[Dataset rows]
···

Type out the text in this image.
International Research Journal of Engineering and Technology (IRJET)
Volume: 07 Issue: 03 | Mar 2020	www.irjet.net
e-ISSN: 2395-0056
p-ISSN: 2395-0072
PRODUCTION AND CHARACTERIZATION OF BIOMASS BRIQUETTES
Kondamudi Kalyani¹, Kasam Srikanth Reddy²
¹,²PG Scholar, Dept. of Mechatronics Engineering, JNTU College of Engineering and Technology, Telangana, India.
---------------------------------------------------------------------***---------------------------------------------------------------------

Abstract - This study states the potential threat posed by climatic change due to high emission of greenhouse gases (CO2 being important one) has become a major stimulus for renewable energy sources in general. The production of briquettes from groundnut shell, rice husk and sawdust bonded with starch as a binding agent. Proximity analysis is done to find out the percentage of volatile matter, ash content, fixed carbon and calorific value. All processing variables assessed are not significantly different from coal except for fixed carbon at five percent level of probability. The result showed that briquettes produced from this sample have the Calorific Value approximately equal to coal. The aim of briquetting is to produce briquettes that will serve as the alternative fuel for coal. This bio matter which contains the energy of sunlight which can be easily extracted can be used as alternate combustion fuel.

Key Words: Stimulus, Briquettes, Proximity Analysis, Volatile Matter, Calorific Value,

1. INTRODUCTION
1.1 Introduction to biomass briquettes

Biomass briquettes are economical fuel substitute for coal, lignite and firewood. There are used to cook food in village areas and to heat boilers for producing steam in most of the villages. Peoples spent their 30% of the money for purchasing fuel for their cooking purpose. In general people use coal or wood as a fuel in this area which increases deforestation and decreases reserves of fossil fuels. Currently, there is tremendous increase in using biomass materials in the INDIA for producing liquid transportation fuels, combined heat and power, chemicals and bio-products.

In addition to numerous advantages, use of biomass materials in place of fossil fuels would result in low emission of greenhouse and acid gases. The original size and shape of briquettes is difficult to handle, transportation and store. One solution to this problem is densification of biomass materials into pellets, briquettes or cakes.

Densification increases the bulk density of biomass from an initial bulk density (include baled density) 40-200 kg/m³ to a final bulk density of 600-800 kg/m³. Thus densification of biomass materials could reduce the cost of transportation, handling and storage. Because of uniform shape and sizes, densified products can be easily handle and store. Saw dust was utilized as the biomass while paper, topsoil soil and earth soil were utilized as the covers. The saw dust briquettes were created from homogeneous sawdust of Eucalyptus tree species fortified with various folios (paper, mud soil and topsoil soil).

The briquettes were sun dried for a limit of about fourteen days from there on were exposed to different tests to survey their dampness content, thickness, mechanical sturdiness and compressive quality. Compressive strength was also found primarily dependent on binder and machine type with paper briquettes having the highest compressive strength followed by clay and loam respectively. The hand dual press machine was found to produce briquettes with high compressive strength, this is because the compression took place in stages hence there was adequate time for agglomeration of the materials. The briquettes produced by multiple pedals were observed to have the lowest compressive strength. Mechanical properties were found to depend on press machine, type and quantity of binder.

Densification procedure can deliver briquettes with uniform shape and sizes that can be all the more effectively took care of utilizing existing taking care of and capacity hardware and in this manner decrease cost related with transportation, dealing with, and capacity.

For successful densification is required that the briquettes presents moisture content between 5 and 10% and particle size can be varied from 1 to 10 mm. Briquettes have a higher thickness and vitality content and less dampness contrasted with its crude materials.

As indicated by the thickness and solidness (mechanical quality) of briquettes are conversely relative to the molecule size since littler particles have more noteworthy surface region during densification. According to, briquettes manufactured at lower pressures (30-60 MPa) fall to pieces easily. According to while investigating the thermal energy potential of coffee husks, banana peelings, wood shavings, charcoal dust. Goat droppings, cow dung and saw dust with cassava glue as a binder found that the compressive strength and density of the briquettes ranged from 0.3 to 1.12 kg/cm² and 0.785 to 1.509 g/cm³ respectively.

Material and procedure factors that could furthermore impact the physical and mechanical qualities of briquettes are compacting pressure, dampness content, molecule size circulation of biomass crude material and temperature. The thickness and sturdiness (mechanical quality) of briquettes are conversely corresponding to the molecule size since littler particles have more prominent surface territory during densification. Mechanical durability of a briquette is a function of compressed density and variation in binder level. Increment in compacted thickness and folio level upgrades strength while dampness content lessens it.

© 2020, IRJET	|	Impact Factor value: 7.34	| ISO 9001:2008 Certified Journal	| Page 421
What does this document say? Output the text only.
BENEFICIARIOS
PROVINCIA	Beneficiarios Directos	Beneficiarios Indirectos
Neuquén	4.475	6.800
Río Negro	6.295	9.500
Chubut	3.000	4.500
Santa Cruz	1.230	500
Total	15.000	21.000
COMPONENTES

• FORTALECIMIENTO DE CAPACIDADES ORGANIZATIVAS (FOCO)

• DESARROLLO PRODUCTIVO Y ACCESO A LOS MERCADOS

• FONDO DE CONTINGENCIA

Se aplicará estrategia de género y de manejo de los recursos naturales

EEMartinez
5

···

[Prompt] Sift the material for lines with the string "sturdiness". Copy each one found.

[Finished answer]
The briquettes were sun dried for a limit of about fourteen days from there on were exposed to different tests to survey their dampness content, thickness, mechanical sturdiness and compressive quality. Compressive strength was also found primarily dependent on binder and machine type with paper briquettes having the highest compressive strength followed by clay and loam respectively. The hand dual press machine was found to produce briquettes with high compressive strength, this is because the compression took place in stages hence there was adequate time for agglomeration of the materials. The briquettes produced by multiple pedals were observed to have the lowest compressive strength. Mechanical properties were found to depend on press machine, type and quantity of binder.
Material and procedure factors that could furthermore impact the physical and mechanical qualities of briquettes are compacting pressure, dampness content, molecule size circulation of biomass crude material and temperature. The thickness and sturdiness (mechanical quality) of briquettes are conversely corresponding to the molecule size since littler particles have more prominent surface territory during densification. Mechanical durability of a briquette is a function of compressed density and variation in binder level. Increment in compacted thickness and folio level upgrades strength while dampness content lessens it.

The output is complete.